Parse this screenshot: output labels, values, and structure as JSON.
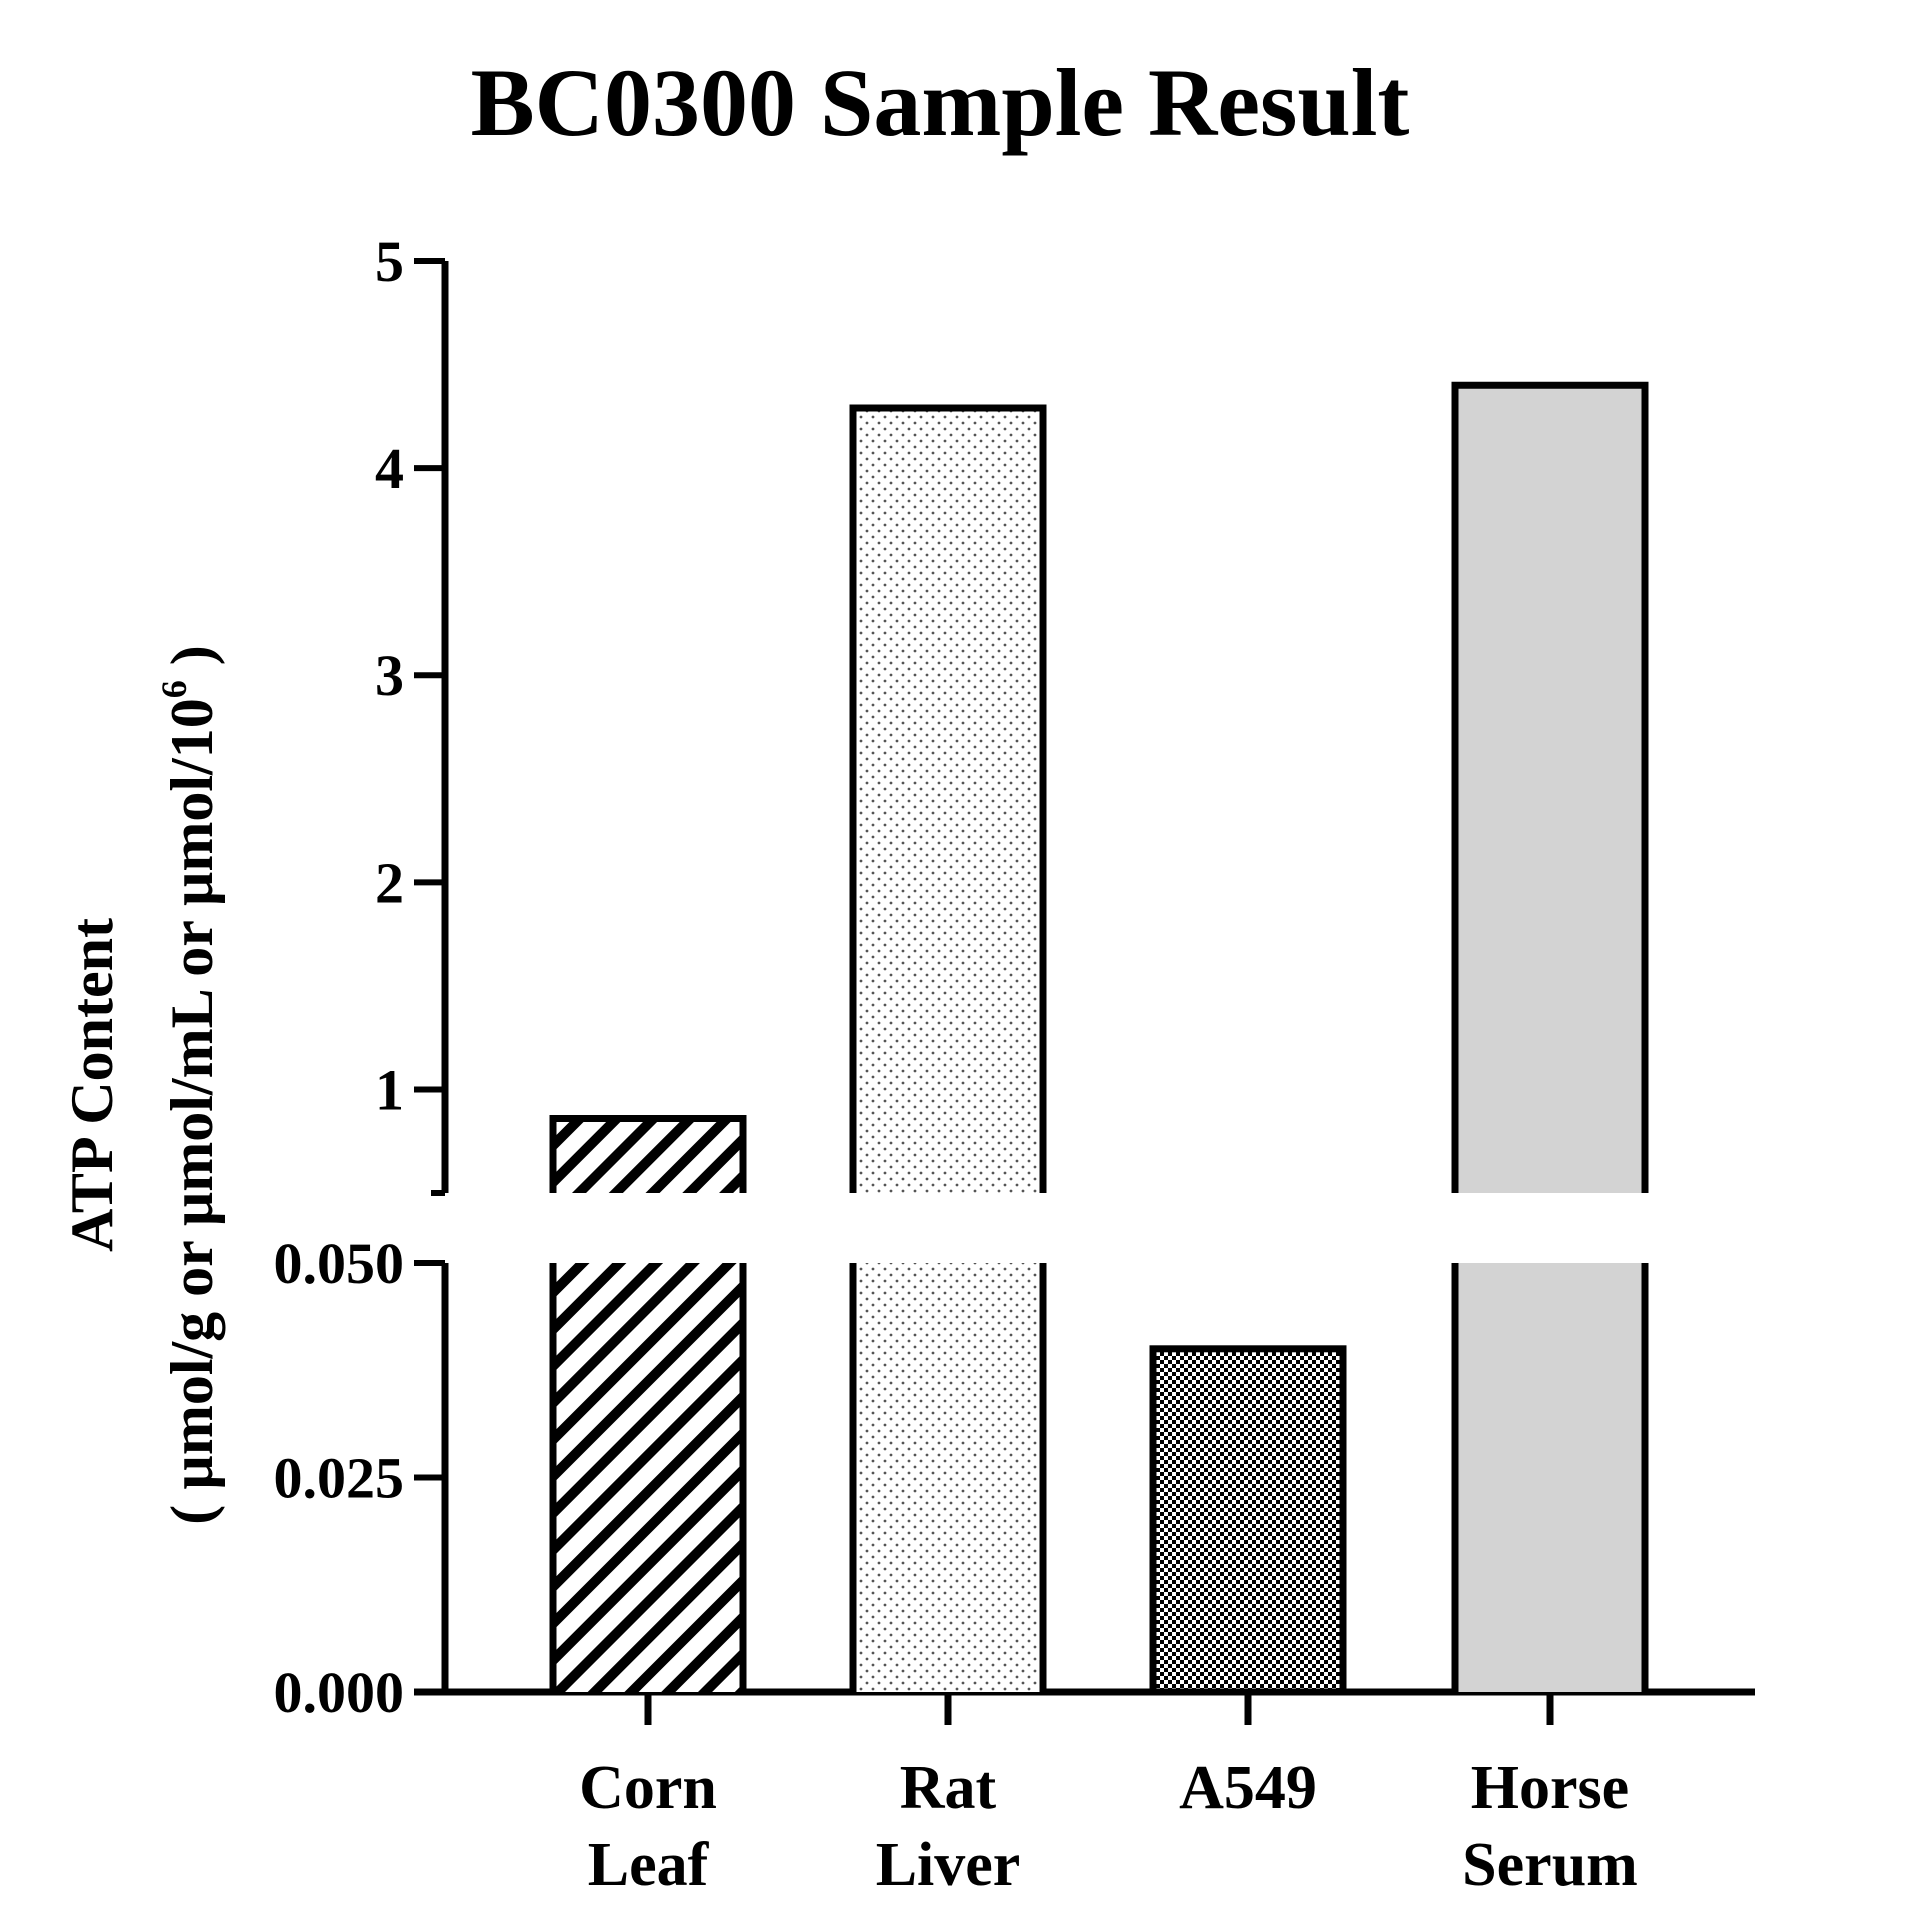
{
  "chart_data": {
    "type": "bar",
    "title": "BC0300 Sample Result",
    "ylabel_line1": "ATP Content",
    "ylabel_line2_main": "( µmol/g or µmol/mL or µmol/10",
    "ylabel_line2_sup": "6",
    "ylabel_line2_end": " )",
    "xlabel": "",
    "categories": [
      {
        "line1": "Corn",
        "line2": "Leaf"
      },
      {
        "line1": "Rat",
        "line2": "Liver"
      },
      {
        "line1": "A549",
        "line2": ""
      },
      {
        "line1": "Horse",
        "line2": "Serum"
      }
    ],
    "values": [
      0.86,
      4.29,
      0.04,
      4.4
    ],
    "fill_patterns": [
      "diagonal-hatch",
      "fine-dots",
      "checkerboard",
      "solid-lightgray"
    ],
    "colors": {
      "solid_fill": "#d3d3d3",
      "outline": "#000000"
    },
    "y_axis": {
      "broken": true,
      "lower_segment": {
        "range": [
          0,
          0.05
        ],
        "ticks": [
          "0.000",
          "0.025",
          "0.050"
        ]
      },
      "upper_segment": {
        "range": [
          0.5,
          5
        ],
        "ticks": [
          "1",
          "2",
          "3",
          "4",
          "5"
        ]
      }
    },
    "grid": false,
    "legend": "none"
  }
}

━━━━━━━━━━━━━━━━━━━━━━━━━━━━━━

Restate each of the entries above word for word and skip every image.

Parse this screenshot: output labels, values, and structure as JSON.
{
  "chart_data": {
    "type": "bar",
    "title": "BC0300 Sample Result",
    "ylabel_line1": "ATP Content",
    "ylabel_line2_main": "( µmol/g or µmol/mL or µmol/10",
    "ylabel_line2_sup": "6",
    "ylabel_line2_end": " )",
    "xlabel": "",
    "categories": [
      {
        "line1": "Corn",
        "line2": "Leaf"
      },
      {
        "line1": "Rat",
        "line2": "Liver"
      },
      {
        "line1": "A549",
        "line2": ""
      },
      {
        "line1": "Horse",
        "line2": "Serum"
      }
    ],
    "values": [
      0.86,
      4.29,
      0.04,
      4.4
    ],
    "fill_patterns": [
      "diagonal-hatch",
      "fine-dots",
      "checkerboard",
      "solid-lightgray"
    ],
    "colors": {
      "solid_fill": "#d3d3d3",
      "outline": "#000000"
    },
    "y_axis": {
      "broken": true,
      "lower_segment": {
        "range": [
          0,
          0.05
        ],
        "ticks": [
          "0.000",
          "0.025",
          "0.050"
        ]
      },
      "upper_segment": {
        "range": [
          0.5,
          5
        ],
        "ticks": [
          "1",
          "2",
          "3",
          "4",
          "5"
        ]
      }
    },
    "grid": false,
    "legend": "none"
  }
}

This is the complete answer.